Given task: All of the material below is to be retyped exactly.

Source data:
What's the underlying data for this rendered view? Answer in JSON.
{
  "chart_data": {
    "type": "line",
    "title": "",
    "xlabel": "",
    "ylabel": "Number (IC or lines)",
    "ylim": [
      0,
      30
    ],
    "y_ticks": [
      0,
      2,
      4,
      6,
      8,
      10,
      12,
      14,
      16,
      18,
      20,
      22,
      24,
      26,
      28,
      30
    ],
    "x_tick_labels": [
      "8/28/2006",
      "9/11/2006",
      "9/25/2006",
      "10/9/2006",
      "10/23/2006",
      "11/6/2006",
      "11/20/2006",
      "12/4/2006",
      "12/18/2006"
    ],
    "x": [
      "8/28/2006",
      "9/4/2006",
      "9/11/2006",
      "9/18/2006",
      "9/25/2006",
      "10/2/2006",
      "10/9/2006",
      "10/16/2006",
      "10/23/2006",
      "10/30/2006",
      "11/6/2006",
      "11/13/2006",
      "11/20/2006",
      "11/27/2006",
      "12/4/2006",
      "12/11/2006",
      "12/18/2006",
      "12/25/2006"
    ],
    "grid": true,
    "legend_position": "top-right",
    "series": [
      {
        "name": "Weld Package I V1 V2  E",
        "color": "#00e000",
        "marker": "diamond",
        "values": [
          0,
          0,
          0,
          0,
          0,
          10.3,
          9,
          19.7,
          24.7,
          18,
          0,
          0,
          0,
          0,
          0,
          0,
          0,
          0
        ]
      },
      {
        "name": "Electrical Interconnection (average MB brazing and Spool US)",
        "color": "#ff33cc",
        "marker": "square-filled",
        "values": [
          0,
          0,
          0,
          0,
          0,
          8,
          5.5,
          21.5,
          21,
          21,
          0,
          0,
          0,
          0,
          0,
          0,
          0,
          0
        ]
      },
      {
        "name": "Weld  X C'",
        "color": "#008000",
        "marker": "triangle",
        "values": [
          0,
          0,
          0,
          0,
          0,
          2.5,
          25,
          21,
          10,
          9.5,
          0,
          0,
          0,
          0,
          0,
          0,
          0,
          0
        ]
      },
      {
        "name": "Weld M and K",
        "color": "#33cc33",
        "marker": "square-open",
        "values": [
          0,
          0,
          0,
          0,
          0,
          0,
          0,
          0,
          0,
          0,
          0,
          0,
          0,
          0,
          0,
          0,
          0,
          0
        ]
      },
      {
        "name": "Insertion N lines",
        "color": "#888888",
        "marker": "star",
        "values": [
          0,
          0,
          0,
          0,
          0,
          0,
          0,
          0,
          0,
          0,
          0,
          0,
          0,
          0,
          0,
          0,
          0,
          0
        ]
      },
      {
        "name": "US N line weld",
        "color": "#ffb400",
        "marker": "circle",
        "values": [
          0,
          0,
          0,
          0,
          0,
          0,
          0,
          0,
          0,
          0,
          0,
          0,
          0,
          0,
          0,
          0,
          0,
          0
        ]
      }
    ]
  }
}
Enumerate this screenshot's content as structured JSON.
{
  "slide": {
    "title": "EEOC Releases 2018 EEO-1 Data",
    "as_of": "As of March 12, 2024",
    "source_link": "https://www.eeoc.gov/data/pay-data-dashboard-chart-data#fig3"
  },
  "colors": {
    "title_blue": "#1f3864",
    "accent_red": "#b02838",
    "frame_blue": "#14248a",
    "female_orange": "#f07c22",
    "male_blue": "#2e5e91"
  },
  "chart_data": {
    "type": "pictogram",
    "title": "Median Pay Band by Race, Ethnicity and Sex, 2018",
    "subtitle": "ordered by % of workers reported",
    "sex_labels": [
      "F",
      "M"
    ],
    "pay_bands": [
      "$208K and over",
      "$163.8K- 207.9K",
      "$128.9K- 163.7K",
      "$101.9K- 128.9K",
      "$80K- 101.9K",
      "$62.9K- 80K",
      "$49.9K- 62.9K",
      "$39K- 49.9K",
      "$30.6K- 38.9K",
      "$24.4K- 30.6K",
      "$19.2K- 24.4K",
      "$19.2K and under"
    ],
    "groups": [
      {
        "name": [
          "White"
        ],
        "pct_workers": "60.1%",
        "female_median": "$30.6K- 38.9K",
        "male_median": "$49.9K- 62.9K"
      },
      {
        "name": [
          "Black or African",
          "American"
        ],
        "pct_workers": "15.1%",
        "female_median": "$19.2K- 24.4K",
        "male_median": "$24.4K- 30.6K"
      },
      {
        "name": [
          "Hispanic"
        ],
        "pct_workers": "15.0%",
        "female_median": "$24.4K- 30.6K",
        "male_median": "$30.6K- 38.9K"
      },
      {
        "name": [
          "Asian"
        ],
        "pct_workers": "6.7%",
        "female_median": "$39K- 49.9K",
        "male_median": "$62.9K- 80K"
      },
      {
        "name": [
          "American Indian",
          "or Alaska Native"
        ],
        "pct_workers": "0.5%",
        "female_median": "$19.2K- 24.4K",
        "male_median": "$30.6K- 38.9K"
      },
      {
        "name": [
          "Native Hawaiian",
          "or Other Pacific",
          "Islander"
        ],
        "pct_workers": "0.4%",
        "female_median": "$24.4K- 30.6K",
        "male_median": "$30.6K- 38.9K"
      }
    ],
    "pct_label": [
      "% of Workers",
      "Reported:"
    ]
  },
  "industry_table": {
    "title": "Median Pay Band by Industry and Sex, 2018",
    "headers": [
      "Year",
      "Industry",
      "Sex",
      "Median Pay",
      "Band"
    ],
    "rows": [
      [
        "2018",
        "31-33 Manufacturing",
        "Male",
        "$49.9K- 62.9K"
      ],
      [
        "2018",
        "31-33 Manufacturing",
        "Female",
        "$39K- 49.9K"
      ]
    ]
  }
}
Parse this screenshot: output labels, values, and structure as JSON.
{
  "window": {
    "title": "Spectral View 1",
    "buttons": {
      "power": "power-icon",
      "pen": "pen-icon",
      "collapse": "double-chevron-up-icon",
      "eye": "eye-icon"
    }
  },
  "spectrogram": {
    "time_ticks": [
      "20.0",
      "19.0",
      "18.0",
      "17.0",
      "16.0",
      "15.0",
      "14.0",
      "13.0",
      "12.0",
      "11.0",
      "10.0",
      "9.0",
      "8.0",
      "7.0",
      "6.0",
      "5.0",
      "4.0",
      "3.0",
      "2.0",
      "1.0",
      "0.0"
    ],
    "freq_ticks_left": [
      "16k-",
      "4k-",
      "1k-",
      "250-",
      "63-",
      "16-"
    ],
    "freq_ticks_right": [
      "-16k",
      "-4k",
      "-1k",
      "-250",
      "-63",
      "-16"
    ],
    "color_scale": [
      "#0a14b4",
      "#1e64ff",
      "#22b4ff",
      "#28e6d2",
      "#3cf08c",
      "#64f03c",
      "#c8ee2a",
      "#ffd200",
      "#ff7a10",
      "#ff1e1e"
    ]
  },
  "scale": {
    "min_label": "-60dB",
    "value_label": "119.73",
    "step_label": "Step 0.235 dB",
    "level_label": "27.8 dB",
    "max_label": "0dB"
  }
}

Written response:
What's the underlying data for this rendered view? Answer in JSON.
{
  "chart_data": {
    "type": "line",
    "title": "",
    "xlabel": "",
    "ylabel": "Number (IC or lines)",
    "ylim": [
      0,
      30
    ],
    "y_ticks": [
      0,
      2,
      4,
      6,
      8,
      10,
      12,
      14,
      16,
      18,
      20,
      22,
      24,
      26,
      28,
      30
    ],
    "x_tick_labels": [
      "8/28/2006",
      "9/11/2006",
      "9/25/2006",
      "10/9/2006",
      "10/23/2006",
      "11/6/2006",
      "11/20/2006",
      "12/4/2006",
      "12/18/2006"
    ],
    "x": [
      "8/28/2006",
      "9/4/2006",
      "9/11/2006",
      "9/18/2006",
      "9/25/2006",
      "10/2/2006",
      "10/9/2006",
      "10/16/2006",
      "10/23/2006",
      "10/30/2006",
      "11/6/2006",
      "11/13/2006",
      "11/20/2006",
      "11/27/2006",
      "12/4/2006",
      "12/11/2006",
      "12/18/2006",
      "12/25/2006"
    ],
    "grid": true,
    "legend_position": "top-right",
    "series": [
      {
        "name": "Weld Package I V1 V2  E",
        "color": "#00e000",
        "marker": "diamond",
        "values": [
          0,
          0,
          0,
          0,
          0,
          10.3,
          9,
          19.7,
          24.7,
          18,
          0,
          0,
          0,
          0,
          0,
          0,
          0,
          0
        ]
      },
      {
        "name": "Electrical Interconnection (average MB brazing and Spool US)",
        "color": "#ff33cc",
        "marker": "square-filled",
        "values": [
          0,
          0,
          0,
          0,
          0,
          8,
          5.5,
          21.5,
          21,
          21,
          0,
          0,
          0,
          0,
          0,
          0,
          0,
          0
        ]
      },
      {
        "name": "Weld  X C'",
        "color": "#008000",
        "marker": "triangle",
        "values": [
          0,
          0,
          0,
          0,
          0,
          2.5,
          25,
          21,
          10,
          9.5,
          0,
          0,
          0,
          0,
          0,
          0,
          0,
          0
        ]
      },
      {
        "name": "Weld M and K",
        "color": "#33cc33",
        "marker": "square-open",
        "values": [
          0,
          0,
          0,
          0,
          0,
          0,
          0,
          0,
          0,
          0,
          0,
          0,
          0,
          0,
          0,
          0,
          0,
          0
        ]
      },
      {
        "name": "Insertion N lines",
        "color": "#888888",
        "marker": "star",
        "values": [
          0,
          0,
          0,
          0,
          0,
          0,
          0,
          0,
          0,
          0,
          0,
          0,
          0,
          0,
          0,
          0,
          0,
          0
        ]
      },
      {
        "name": "US N line weld",
        "color": "#ffb400",
        "marker": "circle",
        "values": [
          0,
          0,
          0,
          0,
          0,
          0,
          0,
          0,
          0,
          0,
          0,
          0,
          0,
          0,
          0,
          0,
          0,
          0
        ]
      }
    ]
  }
}
Enumerate this screenshot's content as structured JSON.
{
  "slide": {
    "title": "EEOC Releases 2018 EEO-1 Data",
    "as_of": "As of March 12, 2024",
    "source_link": "https://www.eeoc.gov/data/pay-data-dashboard-chart-data#fig3"
  },
  "colors": {
    "title_blue": "#1f3864",
    "accent_red": "#b02838",
    "frame_blue": "#14248a",
    "female_orange": "#f07c22",
    "male_blue": "#2e5e91"
  },
  "chart_data": {
    "type": "pictogram",
    "title": "Median Pay Band by Race, Ethnicity and Sex, 2018",
    "subtitle": "ordered by % of workers reported",
    "sex_labels": [
      "F",
      "M"
    ],
    "pay_bands": [
      "$208K and over",
      "$163.8K- 207.9K",
      "$128.9K- 163.7K",
      "$101.9K- 128.9K",
      "$80K- 101.9K",
      "$62.9K- 80K",
      "$49.9K- 62.9K",
      "$39K- 49.9K",
      "$30.6K- 38.9K",
      "$24.4K- 30.6K",
      "$19.2K- 24.4K",
      "$19.2K and under"
    ],
    "groups": [
      {
        "name": [
          "White"
        ],
        "pct_workers": "60.1%",
        "female_median": "$30.6K- 38.9K",
        "male_median": "$49.9K- 62.9K"
      },
      {
        "name": [
          "Black or African",
          "American"
        ],
        "pct_workers": "15.1%",
        "female_median": "$19.2K- 24.4K",
        "male_median": "$24.4K- 30.6K"
      },
      {
        "name": [
          "Hispanic"
        ],
        "pct_workers": "15.0%",
        "female_median": "$24.4K- 30.6K",
        "male_median": "$30.6K- 38.9K"
      },
      {
        "name": [
          "Asian"
        ],
        "pct_workers": "6.7%",
        "female_median": "$39K- 49.9K",
        "male_median": "$62.9K- 80K"
      },
      {
        "name": [
          "American Indian",
          "or Alaska Native"
        ],
        "pct_workers": "0.5%",
        "female_median": "$19.2K- 24.4K",
        "male_median": "$30.6K- 38.9K"
      },
      {
        "name": [
          "Native Hawaiian",
          "or Other Pacific",
          "Islander"
        ],
        "pct_workers": "0.4%",
        "female_median": "$24.4K- 30.6K",
        "male_median": "$30.6K- 38.9K"
      }
    ],
    "pct_label": [
      "% of Workers",
      "Reported:"
    ]
  },
  "industry_table": {
    "title": "Median Pay Band by Industry and Sex, 2018",
    "headers": [
      "Year",
      "Industry",
      "Sex",
      "Median Pay",
      "Band"
    ],
    "rows": [
      [
        "2018",
        "31-33 Manufacturing",
        "Male",
        "$49.9K- 62.9K"
      ],
      [
        "2018",
        "31-33 Manufacturing",
        "Female",
        "$39K- 49.9K"
      ]
    ]
  }
}
Parse this screenshot: output labels, values, and structure as JSON.
{
  "window": {
    "title": "Spectral View 1",
    "buttons": {
      "power": "power-icon",
      "pen": "pen-icon",
      "collapse": "double-chevron-up-icon",
      "eye": "eye-icon"
    }
  },
  "spectrogram": {
    "time_ticks": [
      "20.0",
      "19.0",
      "18.0",
      "17.0",
      "16.0",
      "15.0",
      "14.0",
      "13.0",
      "12.0",
      "11.0",
      "10.0",
      "9.0",
      "8.0",
      "7.0",
      "6.0",
      "5.0",
      "4.0",
      "3.0",
      "2.0",
      "1.0",
      "0.0"
    ],
    "freq_ticks_left": [
      "16k-",
      "4k-",
      "1k-",
      "250-",
      "63-",
      "16-"
    ],
    "freq_ticks_right": [
      "-16k",
      "-4k",
      "-1k",
      "-250",
      "-63",
      "-16"
    ],
    "color_scale": [
      "#0a14b4",
      "#1e64ff",
      "#22b4ff",
      "#28e6d2",
      "#3cf08c",
      "#64f03c",
      "#c8ee2a",
      "#ffd200",
      "#ff7a10",
      "#ff1e1e"
    ]
  },
  "scale": {
    "min_label": "-60dB",
    "value_label": "119.73",
    "step_label": "Step 0.235 dB",
    "level_label": "27.8 dB",
    "max_label": "0dB"
  }
}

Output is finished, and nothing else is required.